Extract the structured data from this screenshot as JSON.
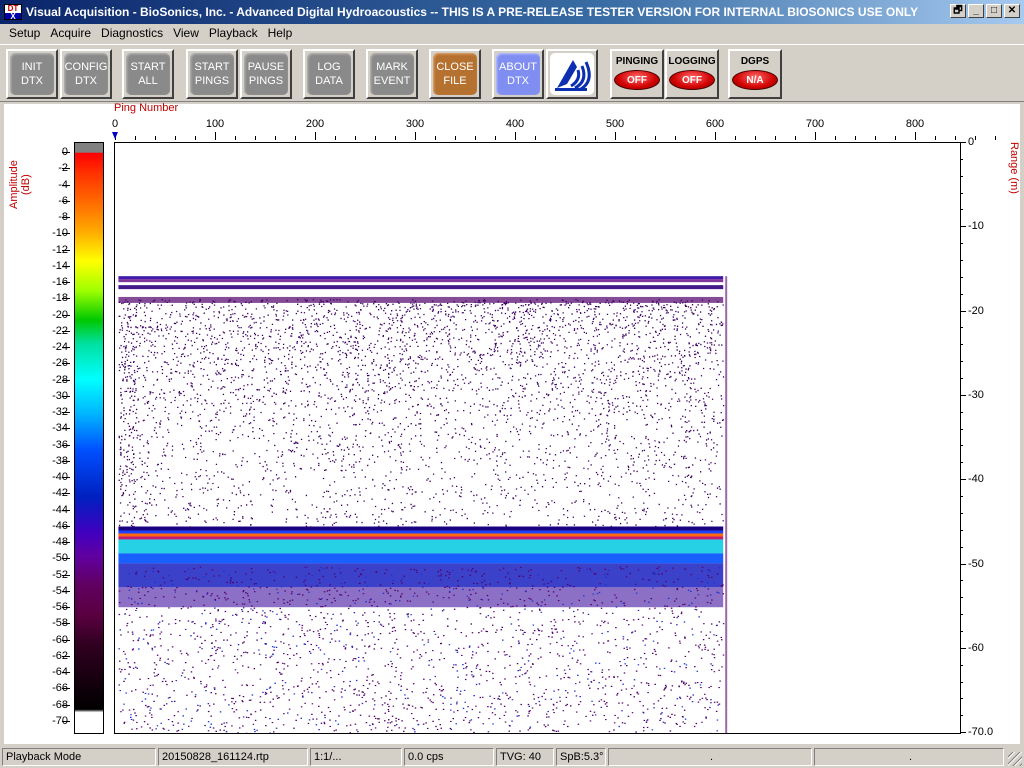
{
  "window": {
    "title": "Visual Acquisition  -  BioSonics, Inc.  -  Advanced Digital Hydroacoustics  -- THIS IS A PRE-RELEASE TESTER VERSION FOR INTERNAL BIOSONICS USE ONLY",
    "icon_top": "DT",
    "icon_bottom": "X",
    "controls": [
      "🗗",
      "_",
      "□",
      "✕"
    ]
  },
  "menu": [
    "Setup",
    "Acquire",
    "Diagnostics",
    "View",
    "Playback",
    "Help"
  ],
  "toolbar": {
    "buttons": [
      {
        "label": "INIT\nDTX",
        "style": "gray"
      },
      {
        "label": "CONFIG\nDTX",
        "style": "gray"
      },
      {
        "label": "START\nALL",
        "style": "gray"
      },
      {
        "label": "START\nPINGS",
        "style": "gray"
      },
      {
        "label": "PAUSE\nPINGS",
        "style": "gray"
      },
      {
        "label": "LOG\nDATA",
        "style": "gray"
      },
      {
        "label": "MARK\nEVENT",
        "style": "gray"
      },
      {
        "label": "CLOSE\nFILE",
        "style": "brown"
      },
      {
        "label": "ABOUT\nDTX",
        "style": "blue"
      }
    ],
    "logo": "biosonics-logo-icon",
    "status": [
      {
        "label": "PINGING",
        "state": "OFF"
      },
      {
        "label": "LOGGING",
        "state": "OFF"
      },
      {
        "label": "DGPS",
        "state": "N/A"
      }
    ]
  },
  "plot": {
    "x_axis_label": "Ping Number",
    "left_axis_label": "Amplitude (dB)",
    "right_axis_label": "Range (m)",
    "x_ticks": [
      "0",
      "100",
      "200",
      "300",
      "400",
      "500",
      "600",
      "700",
      "800"
    ],
    "range_ticks": [
      "0",
      "-10",
      "-20",
      "-30",
      "-40",
      "-50",
      "-60",
      "-70.0"
    ],
    "amplitude_ticks": [
      "0",
      "-2",
      "-4",
      "-6",
      "-8",
      "-10",
      "-12",
      "-14",
      "-16",
      "-18",
      "-20",
      "-22",
      "-24",
      "-26",
      "-28",
      "-30",
      "-32",
      "-34",
      "-36",
      "-38",
      "-40",
      "-42",
      "-44",
      "-46",
      "-48",
      "-50",
      "-52",
      "-54",
      "-56",
      "-58",
      "-60",
      "-62",
      "-64",
      "-66",
      "-68",
      "-70"
    ],
    "x_range": [
      0,
      850
    ],
    "range_m": [
      0,
      70
    ],
    "amplitude_db": [
      0,
      -70
    ],
    "pings_recorded": 612,
    "layers": [
      {
        "name": "surface",
        "top_m": 15.8,
        "bottom_m": 18.5
      },
      {
        "name": "bottom",
        "top_m": 45.5,
        "bottom_m": 55
      }
    ]
  },
  "statusbar": [
    "Playback Mode",
    "20150828_161124.rtp",
    "1:1/...",
    "0.0 cps",
    "TVG: 40",
    "SpB:5.3°",
    ".",
    "."
  ]
}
--
Write out all the entries exactly, except for the pictures.

Finished task -
Extract the structured data from this screenshot as JSON.
{
  "window": {
    "title": "Visual Acquisition  -  BioSonics, Inc.  -  Advanced Digital Hydroacoustics  -- THIS IS A PRE-RELEASE TESTER VERSION FOR INTERNAL BIOSONICS USE ONLY",
    "icon_top": "DT",
    "icon_bottom": "X",
    "controls": [
      "🗗",
      "_",
      "□",
      "✕"
    ]
  },
  "menu": [
    "Setup",
    "Acquire",
    "Diagnostics",
    "View",
    "Playback",
    "Help"
  ],
  "toolbar": {
    "buttons": [
      {
        "label": "INIT\nDTX",
        "style": "gray"
      },
      {
        "label": "CONFIG\nDTX",
        "style": "gray"
      },
      {
        "label": "START\nALL",
        "style": "gray"
      },
      {
        "label": "START\nPINGS",
        "style": "gray"
      },
      {
        "label": "PAUSE\nPINGS",
        "style": "gray"
      },
      {
        "label": "LOG\nDATA",
        "style": "gray"
      },
      {
        "label": "MARK\nEVENT",
        "style": "gray"
      },
      {
        "label": "CLOSE\nFILE",
        "style": "brown"
      },
      {
        "label": "ABOUT\nDTX",
        "style": "blue"
      }
    ],
    "logo": "biosonics-logo-icon",
    "status": [
      {
        "label": "PINGING",
        "state": "OFF"
      },
      {
        "label": "LOGGING",
        "state": "OFF"
      },
      {
        "label": "DGPS",
        "state": "N/A"
      }
    ]
  },
  "plot": {
    "x_axis_label": "Ping Number",
    "left_axis_label": "Amplitude (dB)",
    "right_axis_label": "Range (m)",
    "x_ticks": [
      "0",
      "100",
      "200",
      "300",
      "400",
      "500",
      "600",
      "700",
      "800"
    ],
    "range_ticks": [
      "0",
      "-10",
      "-20",
      "-30",
      "-40",
      "-50",
      "-60",
      "-70.0"
    ],
    "amplitude_ticks": [
      "0",
      "-2",
      "-4",
      "-6",
      "-8",
      "-10",
      "-12",
      "-14",
      "-16",
      "-18",
      "-20",
      "-22",
      "-24",
      "-26",
      "-28",
      "-30",
      "-32",
      "-34",
      "-36",
      "-38",
      "-40",
      "-42",
      "-44",
      "-46",
      "-48",
      "-50",
      "-52",
      "-54",
      "-56",
      "-58",
      "-60",
      "-62",
      "-64",
      "-66",
      "-68",
      "-70"
    ],
    "x_range": [
      0,
      850
    ],
    "range_m": [
      0,
      70
    ],
    "amplitude_db": [
      0,
      -70
    ],
    "pings_recorded": 612,
    "layers": [
      {
        "name": "surface",
        "top_m": 15.8,
        "bottom_m": 18.5
      },
      {
        "name": "bottom",
        "top_m": 45.5,
        "bottom_m": 55
      }
    ]
  },
  "statusbar": [
    "Playback Mode",
    "20150828_161124.rtp",
    "1:1/...",
    "0.0 cps",
    "TVG: 40",
    "SpB:5.3°",
    ".",
    "."
  ]
}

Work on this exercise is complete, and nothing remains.